● **Problem set**:
**1)** Print the passage of the essay on the writing life that begins at the words "Reflections on the" and stops after the words "value in them.".
**2)** Extend the essay on the writing life, picking up after its final sentence.

● **Extract**:
%%
Navigation

Reflections on the Writing Life

From the time I was very small, I knew that I wanted to be a writer. I first started writing down my stories when I was in grade school. However almost all those first stories have since been lost. Only when I was in junior high and high school did I start carrying my stories everywhere with me and kept them in a folder so that they wouldn't end up in a trash can somewhere because they'd gone astray and the finder didn't see any value in them.

When I was a senior in high school, I took a creative writing course. One of the stories I wrote for that class was "The Day There Was No Bad News, a humorous piece with a Russian protagonist. Although the writing is a little crude and shows the worldview of a teenager, it was oddly prophetic of the coming rapproachment between the US and the now-fallen Soviet Union.

When I was a freshman in college, I took one college-level creative writing course. However, I soon discovered that the instructor considered science fiction and fantasy a waste of time. He wanted me to write "serious" fiction, by which he meant stories set firmly in the mundane world. I found writing such stories too boring for words, but since I needed a decent grade to avoid trashing my GPA, I decided Moscow would be a sufficiently exotic setting to satisfy me while being sufficiently here-and-now to satisfy him, and wrote Leading a Double Life. Because of the pressures of getting all my required coursework done on time, I didn't take another course, although I continued writing and rewriting my stories as best I could on my own. And I dutifully sent stuff out to various magazines, mostly sf and fantasy genre. However, try as I might, I couldn't ever seem to get anyone to like anything I wrote well enough to actually buy it.

In my senior year I finally discovered my first writers' workshop, the old by-mail Science Fiction and Fantasy Workshop which was run by Kathleen D. Woodbury. It gave me an opportunity to correspond with other aspiring writers, although the lag time as letters and critiques wended their way through the postal system was often frustrating. The monthly newsletter published a number of my articles over the years, beginning a pattern of getting far greater success as a writer of non-fiction than of the fiction I really enjoyed. I also made a number of friends, many of whom I still correspond with.

In the early 1990's I got my first computer and modem and finally got online. I started out in the old GEnie Science Fiction Round Table topics, where I discovered the joys of online workshopping. No more waiting weeks or even months to hear back on story critiques, not to mention being able to correspond on a nightly basis on the forums with all the friends I made there.

This was also the period in which I finally began to see some tangible success in the form of sales. The magazines in which I placed those early stories were obscure and the payments correspondingly small, but even those small triumphs were a welcome change from the continual stream of rejections.

However, as things so often seem to go, it soon proved to be two steps forward and one step backward. During this time I also had pro-level publication come into my reach only to be snatched away not once, but twice. This sharp disappointment is why I tend to get very annoyed with people who trivialize white-collar crime. It may not be as up-close and personal scary as street crime, but it still hurts when your dreams get dashed because some embezzler destroyed the company that was going to make them possible.

When I went back to graduate school in 1994, I was finally able to gain access to the broader Internet through the university. During this time I joined several other online critique groups, getting new perspectives on my writing. As the middle of the 1990's was also the period in which the Internet went from being mostly an educational and scientific realm to a general cultural phenomenon, I was able to get critiques from a wide variety of people in all walks of life.

It was also the period in which the World Wide Web really took off. In 1996 I put up my first website on Tripod, one of the many free webhosting services that appeared at the time. Learning HTML seemed daunting at first, but I soon got the hang of it and was able to put up a wide variety of material, including some of my first published stories.
%%
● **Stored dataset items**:
%%
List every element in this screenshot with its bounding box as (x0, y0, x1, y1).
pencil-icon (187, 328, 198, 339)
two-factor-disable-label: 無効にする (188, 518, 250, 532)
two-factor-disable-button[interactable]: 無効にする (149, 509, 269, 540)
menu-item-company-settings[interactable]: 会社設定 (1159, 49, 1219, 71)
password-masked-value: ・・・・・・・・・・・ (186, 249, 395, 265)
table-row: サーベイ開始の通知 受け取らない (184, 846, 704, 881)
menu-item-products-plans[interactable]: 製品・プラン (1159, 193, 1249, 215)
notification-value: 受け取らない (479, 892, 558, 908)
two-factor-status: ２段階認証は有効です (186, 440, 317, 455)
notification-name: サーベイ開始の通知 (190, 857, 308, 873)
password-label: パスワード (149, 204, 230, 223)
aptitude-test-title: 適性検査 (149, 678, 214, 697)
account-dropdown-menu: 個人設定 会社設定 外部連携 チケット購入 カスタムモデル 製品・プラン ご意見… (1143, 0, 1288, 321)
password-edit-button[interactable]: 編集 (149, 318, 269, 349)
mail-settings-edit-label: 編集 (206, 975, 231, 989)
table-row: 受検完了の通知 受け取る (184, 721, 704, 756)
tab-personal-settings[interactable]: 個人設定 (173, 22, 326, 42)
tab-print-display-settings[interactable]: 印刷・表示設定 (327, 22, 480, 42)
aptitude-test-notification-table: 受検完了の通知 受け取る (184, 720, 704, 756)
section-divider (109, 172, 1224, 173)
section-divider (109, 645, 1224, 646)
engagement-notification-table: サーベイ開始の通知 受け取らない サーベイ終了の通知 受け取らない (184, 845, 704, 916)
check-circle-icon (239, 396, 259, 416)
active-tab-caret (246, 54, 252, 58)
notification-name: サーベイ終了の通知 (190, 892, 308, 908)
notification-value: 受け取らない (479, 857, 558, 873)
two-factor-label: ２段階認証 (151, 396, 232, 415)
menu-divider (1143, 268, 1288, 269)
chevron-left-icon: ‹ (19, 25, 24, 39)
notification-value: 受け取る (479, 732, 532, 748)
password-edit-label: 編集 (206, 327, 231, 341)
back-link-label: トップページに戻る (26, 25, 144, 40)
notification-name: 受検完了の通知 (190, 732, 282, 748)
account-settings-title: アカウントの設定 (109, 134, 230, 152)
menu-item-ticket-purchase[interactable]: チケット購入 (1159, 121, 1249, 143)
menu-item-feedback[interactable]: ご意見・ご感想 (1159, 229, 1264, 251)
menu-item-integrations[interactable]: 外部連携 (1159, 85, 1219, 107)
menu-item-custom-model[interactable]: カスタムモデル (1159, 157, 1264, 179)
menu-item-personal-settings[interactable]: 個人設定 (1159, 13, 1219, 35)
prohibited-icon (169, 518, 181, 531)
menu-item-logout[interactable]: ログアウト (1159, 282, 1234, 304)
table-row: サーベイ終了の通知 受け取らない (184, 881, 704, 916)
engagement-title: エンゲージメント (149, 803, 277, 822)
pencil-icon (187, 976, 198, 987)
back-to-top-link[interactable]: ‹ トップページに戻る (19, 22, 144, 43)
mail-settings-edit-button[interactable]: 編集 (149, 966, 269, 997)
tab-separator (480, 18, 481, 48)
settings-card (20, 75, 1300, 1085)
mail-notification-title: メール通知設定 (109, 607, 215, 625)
%%
● **Set of answers**:
**1)**
Reflections on the Writing Life

From the time I was very small, I knew that I wanted to be a writer. I first started writing down my stories when I was in grade school. However almost all those first stories have since been lost. Only when I was in junior high and high school did I start carrying my stories everywhere with me and kept them in a folder so that they wouldn't end up in a trash can somewhere because they'd gone astray and the finder didn't see any value in them.

**2)**
During the 1990's I sold several stories to the first generation of Web-based zines. However, I soon discovered that many of them were of decidedly uncertain quality. Some vanished without ever publishing my stories, and at least one of them published my work but never got around to paying me.

However, 1998 was also when I got my first lead on writing for ready-reference publishers. The money was sufficiently good compared to the various publications I'd been selling my fiction to that I was more than glad to work for them.

As the 1990's gave way to the 2000's, things actually seemed to be looking up for me. I finally got a SFWA-qualifying story sale that didn't disappear into the mist: "Spiral Horn, Spiral Tusk" to Beyond the Last Star: Stories from the Next Beginning, the last SFF-net anthology. With SFWA membership, even if only at the Associate level, I thought sure the doors would start opening for me, that I'd finally get a chance at all those wonderful invitation-only anthologies I was always hearing about, and even finally sell one of my many novels.

I was also getting more article commissions, including ones form the more prestigious reference publishers. Librarians actually recognized my name from having directed patrons to articles I'd written.

However, the problem of two steps forward and one step back was never far away. The anthology of stories in John Ringo's Posleen War universe fell through, so my novella "Food Will Win This War" never went beyond the teaser on the CD-ROM that came out with the hardcover release of Hell's Faire.

Then I went through a series of financial reverses that made it necessary to take on more and more non-fiction projects, leaving me with very little time for fiction. Try as I might, I couldn't find the upward path from the pennies-a-word ready-reference assignments to higher-paying technical writing work. As I tried to make up the financial gap by taking on more and more low-paying gigs, I finally burned out completely. It was one of the most frightening experiences in my life, to be literally unable to make my mind address itself to the subject at hand, no matter how hard I applied willpower. I'd just sit there at the computer, staring at the screen, willing the words to come, and they Just Wouldn't.

Finally, unable to get any more article assignments at all, I turned to creating AdSense websites in hopes of bringing in some more money. I could work at my own pace, with no hard deadlines looming over me. If I became weary of writing about one subject, I could shift to another that was of more interest to me without penalty. However, that netted me the merest trickle of income, nothing like the stuff people were talking about in the articles that touted AdSense as a path to easy income.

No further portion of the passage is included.